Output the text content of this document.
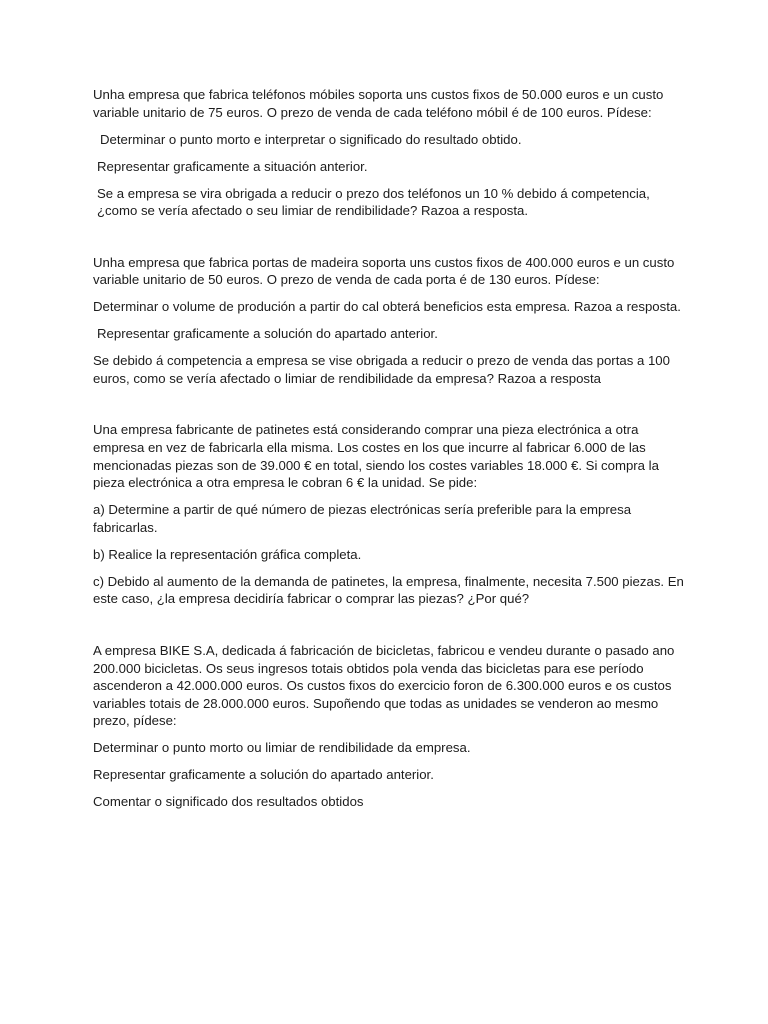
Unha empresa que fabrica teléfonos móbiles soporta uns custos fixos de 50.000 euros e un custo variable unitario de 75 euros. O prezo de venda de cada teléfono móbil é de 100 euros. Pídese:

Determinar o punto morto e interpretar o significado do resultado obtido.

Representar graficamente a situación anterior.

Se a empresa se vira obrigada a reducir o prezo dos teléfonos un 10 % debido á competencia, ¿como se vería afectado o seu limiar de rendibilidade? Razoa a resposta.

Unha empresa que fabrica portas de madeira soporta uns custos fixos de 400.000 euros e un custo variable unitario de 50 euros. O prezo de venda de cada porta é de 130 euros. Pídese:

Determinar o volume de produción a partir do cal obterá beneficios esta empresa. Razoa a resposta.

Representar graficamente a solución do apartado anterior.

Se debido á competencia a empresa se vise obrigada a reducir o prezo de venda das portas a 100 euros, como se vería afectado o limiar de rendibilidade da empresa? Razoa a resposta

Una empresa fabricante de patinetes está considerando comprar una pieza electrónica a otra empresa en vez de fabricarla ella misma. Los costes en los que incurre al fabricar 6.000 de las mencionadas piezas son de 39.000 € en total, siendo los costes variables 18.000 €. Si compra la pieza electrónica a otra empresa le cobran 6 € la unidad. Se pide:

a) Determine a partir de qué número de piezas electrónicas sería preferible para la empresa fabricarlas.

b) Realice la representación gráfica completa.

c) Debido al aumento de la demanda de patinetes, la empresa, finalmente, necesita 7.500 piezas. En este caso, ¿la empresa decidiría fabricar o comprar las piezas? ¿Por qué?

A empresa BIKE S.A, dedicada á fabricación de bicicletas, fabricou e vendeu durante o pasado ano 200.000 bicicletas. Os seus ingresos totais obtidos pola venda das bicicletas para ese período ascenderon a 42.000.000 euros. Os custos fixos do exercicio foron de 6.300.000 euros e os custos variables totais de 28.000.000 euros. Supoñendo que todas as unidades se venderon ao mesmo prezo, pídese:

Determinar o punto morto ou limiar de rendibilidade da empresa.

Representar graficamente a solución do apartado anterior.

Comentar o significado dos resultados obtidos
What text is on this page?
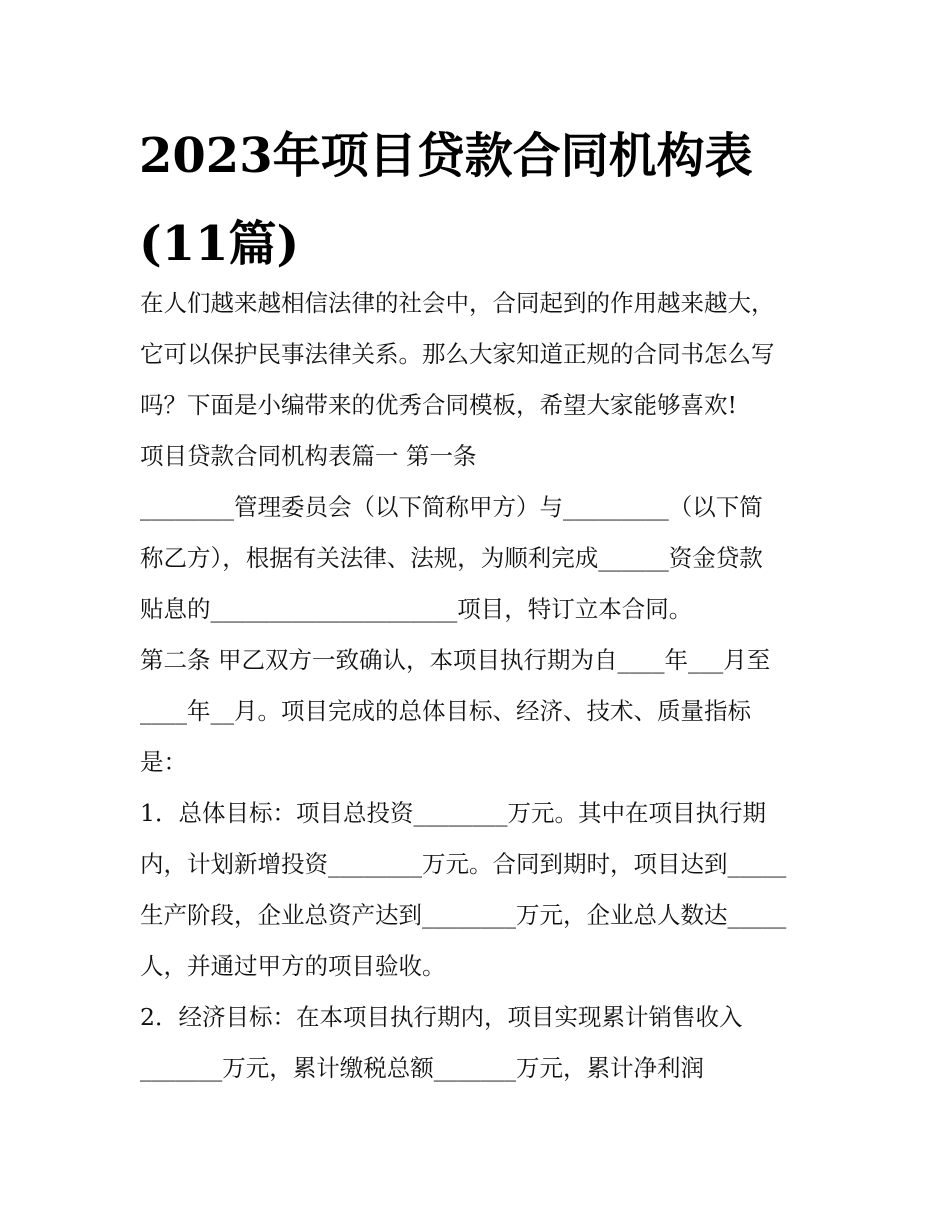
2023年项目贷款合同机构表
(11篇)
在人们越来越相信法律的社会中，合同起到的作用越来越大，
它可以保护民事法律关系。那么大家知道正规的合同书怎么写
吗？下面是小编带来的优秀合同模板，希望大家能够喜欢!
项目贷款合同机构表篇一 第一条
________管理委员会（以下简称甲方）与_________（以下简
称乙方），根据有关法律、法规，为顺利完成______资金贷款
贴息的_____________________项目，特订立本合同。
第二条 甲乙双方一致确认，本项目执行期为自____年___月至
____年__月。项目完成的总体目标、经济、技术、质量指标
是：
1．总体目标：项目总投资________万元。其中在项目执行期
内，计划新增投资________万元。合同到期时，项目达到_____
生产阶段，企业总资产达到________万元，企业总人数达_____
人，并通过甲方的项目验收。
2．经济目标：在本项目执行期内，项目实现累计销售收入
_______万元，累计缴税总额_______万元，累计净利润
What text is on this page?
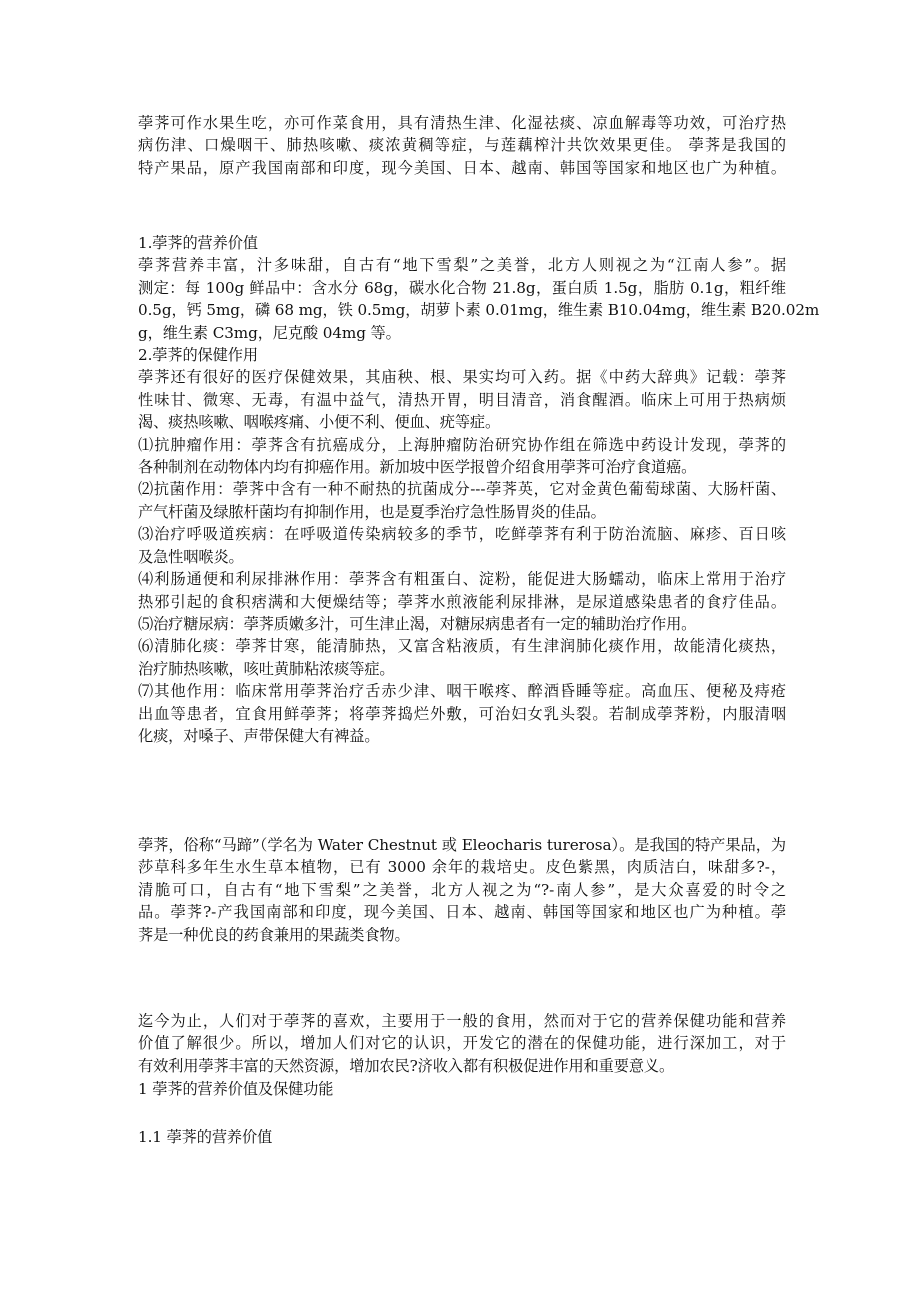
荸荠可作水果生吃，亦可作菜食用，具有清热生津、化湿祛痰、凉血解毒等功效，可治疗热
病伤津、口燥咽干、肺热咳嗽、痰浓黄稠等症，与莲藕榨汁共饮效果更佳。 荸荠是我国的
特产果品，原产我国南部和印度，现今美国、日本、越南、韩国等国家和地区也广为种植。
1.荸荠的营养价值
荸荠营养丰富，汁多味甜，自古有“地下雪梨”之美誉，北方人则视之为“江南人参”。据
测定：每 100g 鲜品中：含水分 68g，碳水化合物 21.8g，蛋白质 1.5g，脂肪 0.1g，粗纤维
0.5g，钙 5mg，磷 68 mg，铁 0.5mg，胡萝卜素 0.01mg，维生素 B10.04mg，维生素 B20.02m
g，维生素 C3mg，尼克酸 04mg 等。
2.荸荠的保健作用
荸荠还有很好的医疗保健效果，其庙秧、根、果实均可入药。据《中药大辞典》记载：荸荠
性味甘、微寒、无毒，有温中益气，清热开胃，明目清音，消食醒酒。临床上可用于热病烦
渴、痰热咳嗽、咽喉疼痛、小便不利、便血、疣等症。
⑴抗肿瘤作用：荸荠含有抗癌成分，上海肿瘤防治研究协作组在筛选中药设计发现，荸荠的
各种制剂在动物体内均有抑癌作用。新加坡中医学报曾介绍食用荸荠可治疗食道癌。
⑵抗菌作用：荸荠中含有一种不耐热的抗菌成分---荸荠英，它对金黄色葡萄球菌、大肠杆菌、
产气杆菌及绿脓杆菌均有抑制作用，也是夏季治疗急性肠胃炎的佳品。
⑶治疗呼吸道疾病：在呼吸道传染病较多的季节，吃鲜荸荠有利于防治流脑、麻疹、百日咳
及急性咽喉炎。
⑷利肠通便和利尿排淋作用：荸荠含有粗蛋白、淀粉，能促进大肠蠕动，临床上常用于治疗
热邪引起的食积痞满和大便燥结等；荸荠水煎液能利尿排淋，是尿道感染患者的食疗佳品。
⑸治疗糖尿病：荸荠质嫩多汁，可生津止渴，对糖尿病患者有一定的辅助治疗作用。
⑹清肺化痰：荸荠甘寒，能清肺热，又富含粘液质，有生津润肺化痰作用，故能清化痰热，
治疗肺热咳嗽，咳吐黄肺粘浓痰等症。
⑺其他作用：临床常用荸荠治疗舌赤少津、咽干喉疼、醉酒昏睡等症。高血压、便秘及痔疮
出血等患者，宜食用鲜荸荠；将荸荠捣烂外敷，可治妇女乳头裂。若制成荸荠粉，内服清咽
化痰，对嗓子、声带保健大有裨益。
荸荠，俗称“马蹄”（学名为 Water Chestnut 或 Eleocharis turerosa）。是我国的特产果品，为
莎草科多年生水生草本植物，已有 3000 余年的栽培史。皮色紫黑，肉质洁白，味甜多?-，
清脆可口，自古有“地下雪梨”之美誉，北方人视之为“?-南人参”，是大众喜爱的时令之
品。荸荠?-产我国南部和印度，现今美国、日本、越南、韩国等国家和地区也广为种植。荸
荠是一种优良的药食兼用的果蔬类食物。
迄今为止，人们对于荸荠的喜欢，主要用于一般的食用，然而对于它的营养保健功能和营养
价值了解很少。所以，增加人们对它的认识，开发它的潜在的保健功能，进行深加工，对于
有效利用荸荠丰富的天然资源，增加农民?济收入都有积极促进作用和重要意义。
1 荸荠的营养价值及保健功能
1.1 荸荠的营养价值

Task instructions: Reproduce each line word for word and drop the pictures.

Complete output:
Output the text content of this document.
Unha empresa que fabrica teléfonos móbiles soporta uns custos fixos de 50.000 euros e un custo variable unitario de 75 euros. O prezo de venda de cada teléfono móbil é de 100 euros. Pídese:

Determinar o punto morto e interpretar o significado do resultado obtido.

Representar graficamente a situación anterior.

Se a empresa se vira obrigada a reducir o prezo dos teléfonos un 10 % debido á competencia, ¿como se vería afectado o seu limiar de rendibilidade? Razoa a resposta.

Unha empresa que fabrica portas de madeira soporta uns custos fixos de 400.000 euros e un custo variable unitario de 50 euros. O prezo de venda de cada porta é de 130 euros. Pídese:

Determinar o volume de produción a partir do cal obterá beneficios esta empresa. Razoa a resposta.

Representar graficamente a solución do apartado anterior.

Se debido á competencia a empresa se vise obrigada a reducir o prezo de venda das portas a 100 euros, como se vería afectado o limiar de rendibilidade da empresa? Razoa a resposta

Una empresa fabricante de patinetes está considerando comprar una pieza electrónica a otra empresa en vez de fabricarla ella misma. Los costes en los que incurre al fabricar 6.000 de las mencionadas piezas son de 39.000 € en total, siendo los costes variables 18.000 €. Si compra la pieza electrónica a otra empresa le cobran 6 € la unidad. Se pide:

a) Determine a partir de qué número de piezas electrónicas sería preferible para la empresa fabricarlas.

b) Realice la representación gráfica completa.

c) Debido al aumento de la demanda de patinetes, la empresa, finalmente, necesita 7.500 piezas. En este caso, ¿la empresa decidiría fabricar o comprar las piezas? ¿Por qué?

A empresa BIKE S.A, dedicada á fabricación de bicicletas, fabricou e vendeu durante o pasado ano 200.000 bicicletas. Os seus ingresos totais obtidos pola venda das bicicletas para ese período ascenderon a 42.000.000 euros. Os custos fixos do exercicio foron de 6.300.000 euros e os custos variables totais de 28.000.000 euros. Supoñendo que todas as unidades se venderon ao mesmo prezo, pídese:

Determinar o punto morto ou limiar de rendibilidade da empresa.

Representar graficamente a solución do apartado anterior.

Comentar o significado dos resultados obtidos
What text is on this page?
2023年项目贷款合同机构表
(11篇)
在人们越来越相信法律的社会中，合同起到的作用越来越大，
它可以保护民事法律关系。那么大家知道正规的合同书怎么写
吗？下面是小编带来的优秀合同模板，希望大家能够喜欢!
项目贷款合同机构表篇一 第一条
________管理委员会（以下简称甲方）与_________（以下简
称乙方），根据有关法律、法规，为顺利完成______资金贷款
贴息的_____________________项目，特订立本合同。
第二条 甲乙双方一致确认，本项目执行期为自____年___月至
____年__月。项目完成的总体目标、经济、技术、质量指标
是：
1．总体目标：项目总投资________万元。其中在项目执行期
内，计划新增投资________万元。合同到期时，项目达到_____
生产阶段，企业总资产达到________万元，企业总人数达_____
人，并通过甲方的项目验收。
2．经济目标：在本项目执行期内，项目实现累计销售收入
_______万元，累计缴税总额_______万元，累计净利润
What text is on this page?
荸荠可作水果生吃，亦可作菜食用，具有清热生津、化湿祛痰、凉血解毒等功效，可治疗热
病伤津、口燥咽干、肺热咳嗽、痰浓黄稠等症，与莲藕榨汁共饮效果更佳。 荸荠是我国的
特产果品，原产我国南部和印度，现今美国、日本、越南、韩国等国家和地区也广为种植。
1.荸荠的营养价值
荸荠营养丰富，汁多味甜，自古有“地下雪梨”之美誉，北方人则视之为“江南人参”。据
测定：每 100g 鲜品中：含水分 68g，碳水化合物 21.8g，蛋白质 1.5g，脂肪 0.1g，粗纤维
0.5g，钙 5mg，磷 68 mg，铁 0.5mg，胡萝卜素 0.01mg，维生素 B10.04mg，维生素 B20.02m
g，维生素 C3mg，尼克酸 04mg 等。
2.荸荠的保健作用
荸荠还有很好的医疗保健效果，其庙秧、根、果实均可入药。据《中药大辞典》记载：荸荠
性味甘、微寒、无毒，有温中益气，清热开胃，明目清音，消食醒酒。临床上可用于热病烦
渴、痰热咳嗽、咽喉疼痛、小便不利、便血、疣等症。
⑴抗肿瘤作用：荸荠含有抗癌成分，上海肿瘤防治研究协作组在筛选中药设计发现，荸荠的
各种制剂在动物体内均有抑癌作用。新加坡中医学报曾介绍食用荸荠可治疗食道癌。
⑵抗菌作用：荸荠中含有一种不耐热的抗菌成分---荸荠英，它对金黄色葡萄球菌、大肠杆菌、
产气杆菌及绿脓杆菌均有抑制作用，也是夏季治疗急性肠胃炎的佳品。
⑶治疗呼吸道疾病：在呼吸道传染病较多的季节，吃鲜荸荠有利于防治流脑、麻疹、百日咳
及急性咽喉炎。
⑷利肠通便和利尿排淋作用：荸荠含有粗蛋白、淀粉，能促进大肠蠕动，临床上常用于治疗
热邪引起的食积痞满和大便燥结等；荸荠水煎液能利尿排淋，是尿道感染患者的食疗佳品。
⑸治疗糖尿病：荸荠质嫩多汁，可生津止渴，对糖尿病患者有一定的辅助治疗作用。
⑹清肺化痰：荸荠甘寒，能清肺热，又富含粘液质，有生津润肺化痰作用，故能清化痰热，
治疗肺热咳嗽，咳吐黄肺粘浓痰等症。
⑺其他作用：临床常用荸荠治疗舌赤少津、咽干喉疼、醉酒昏睡等症。高血压、便秘及痔疮
出血等患者，宜食用鲜荸荠；将荸荠捣烂外敷，可治妇女乳头裂。若制成荸荠粉，内服清咽
化痰，对嗓子、声带保健大有裨益。
荸荠，俗称“马蹄”（学名为 Water Chestnut 或 Eleocharis turerosa）。是我国的特产果品，为
莎草科多年生水生草本植物，已有 3000 余年的栽培史。皮色紫黑，肉质洁白，味甜多?-，
清脆可口，自古有“地下雪梨”之美誉，北方人视之为“?-南人参”，是大众喜爱的时令之
品。荸荠?-产我国南部和印度，现今美国、日本、越南、韩国等国家和地区也广为种植。荸
荠是一种优良的药食兼用的果蔬类食物。
迄今为止，人们对于荸荠的喜欢，主要用于一般的食用，然而对于它的营养保健功能和营养
价值了解很少。所以，增加人们对它的认识，开发它的潜在的保健功能，进行深加工，对于
有效利用荸荠丰富的天然资源，增加农民?济收入都有积极促进作用和重要意义。
1 荸荠的营养价值及保健功能
1.1 荸荠的营养价值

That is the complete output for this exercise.